SOURCE EXCERPT:
Deucalion and Pyrrha Get Pranked

holy shit I can’t believe I haven’t done this one already

like seriously I searched through the archives a bunch of times
I even tried searching with all the words misspelled
but no
I haven’t done this one
SO LET’S DO THIS

okay so there’s basically a whole bunch of ages of humanity you don’t know about
the first one was the golden age
golden age is kind of a misnomer
it prolly should have been called
the age where there is milk and honey instead of water
and no wars and no judges or money or farming or whatever
but that name is pretty long i guess so they went with golden age
even though no one has any gold
that comes later
so then there’s the silver age
which happens after Zeus explodes his dad
and then there are seasons and shit
and prometheus makes all the dudes somehow
and it’s a total sausage fest but that’s ok because stuff is still pretty sweet
but oh shit
those silver age dudes have to go and fuck up
and bang all these nymphs they found
and make babies
and OH SHIT NOW IT’S BRONZE AGE TIME
YOU THOUGHT BRONZE AGE WAS A PERIOD OF HISTORY CHARACTERIZED BY THE USE OF BRONZE?

DATA SECTION:
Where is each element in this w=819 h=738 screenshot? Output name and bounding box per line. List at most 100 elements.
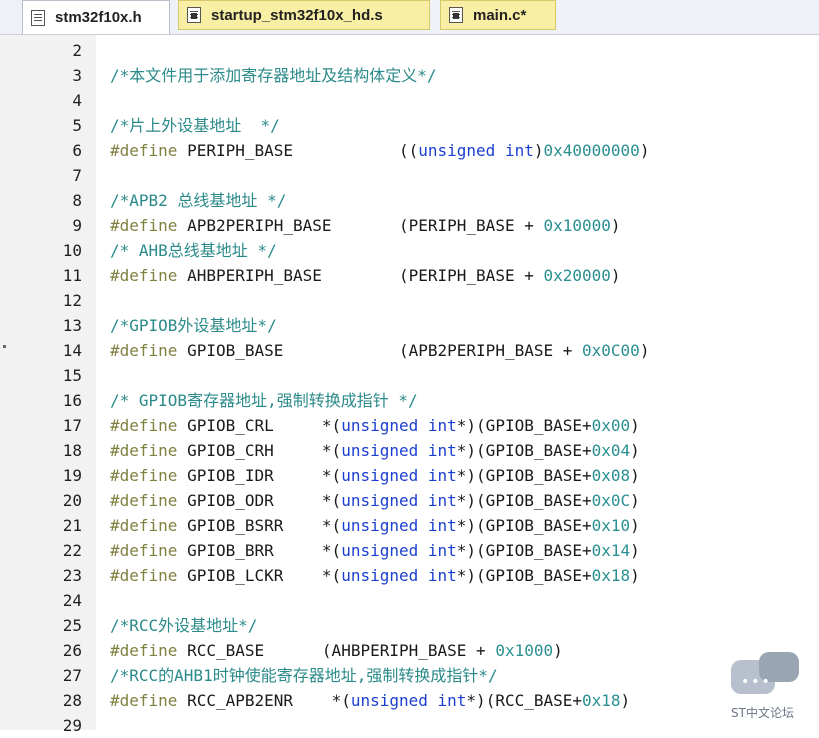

PROMPT A:
In the Deucalion and Pyrrha post, answer these:
(i) What is there instead of water in the golden age?
(ii) After what event does the silver age happen?
(iii) Who makes all the dudes?
PROMPT B: Can you carry on the Deucalion and Pyrrha post past its last line, keeping the same voice and line-by-line style?

EXERCISE OUTPUT A:
(i) Milk and honey.
(ii) After Zeus explodes his dad.
(iii) Prometheus.

EXERCISE OUTPUT B:
THINK AGAIN MOTHERFUCKERS
THE BRONZE AGE WAS THE AGE WHERE EVERYONE FUCKED EACH OTHER OVER AND SHAT SADNESS
actually the bronze age in history is pretty much like that too right?
but anyway that is NOT WHAT WE ARE TALKING ABOUT
and then pretty quick after that is the iron age
i don’t know what the real difference is other than i guess the iron age sucks more
again
nothing to do with history
but at this point zeus wakes up from a thousand year pansexual orgy and is like WHOA
FUCK YOU GUYS WHAT DID YOU DO
WHO ARE THESE PEOPLE WHAT ARE THEY DOING IN MY WORLD
man i really gotta stop drinking

so Zeus gets a breakfast burrito and sobers up a little bit
but i guess he doesn’t sober ALL THE WAY up
because the next thing he does is be like WELP
GUESS I BETTER FLOOD EVERYTHING
FLOODING:
highly recommended by gods EVERYWHERE
but then he sobers all the way up and he’s like OHHHH FUCKKKKK
WHERE DID ALL THE PEOPLE GO WHY IS THERE WATER EVERYWHERE
HEY POSEIDON?
and Poseidon is like yeah?
and Zeus is like DID I CALL YOU UP EARLIER AND TELL YOU TO HELP ME FLOOD EVERYTHING
and Poseidon is like yeah you sounded real pissed
and Zeus is like I WAS DRUNK BUDDY YOU GOTTA NOT LISTEN TO ME WHEN I DRUNK DIAL YOU
OKAY DAMAGE CONTROL
CAN WE FIX THIS?
and Poseidon is like well we can get rid of the water but like
the people are still gonna be dead
and Zeus is like oh yeah whatever
people?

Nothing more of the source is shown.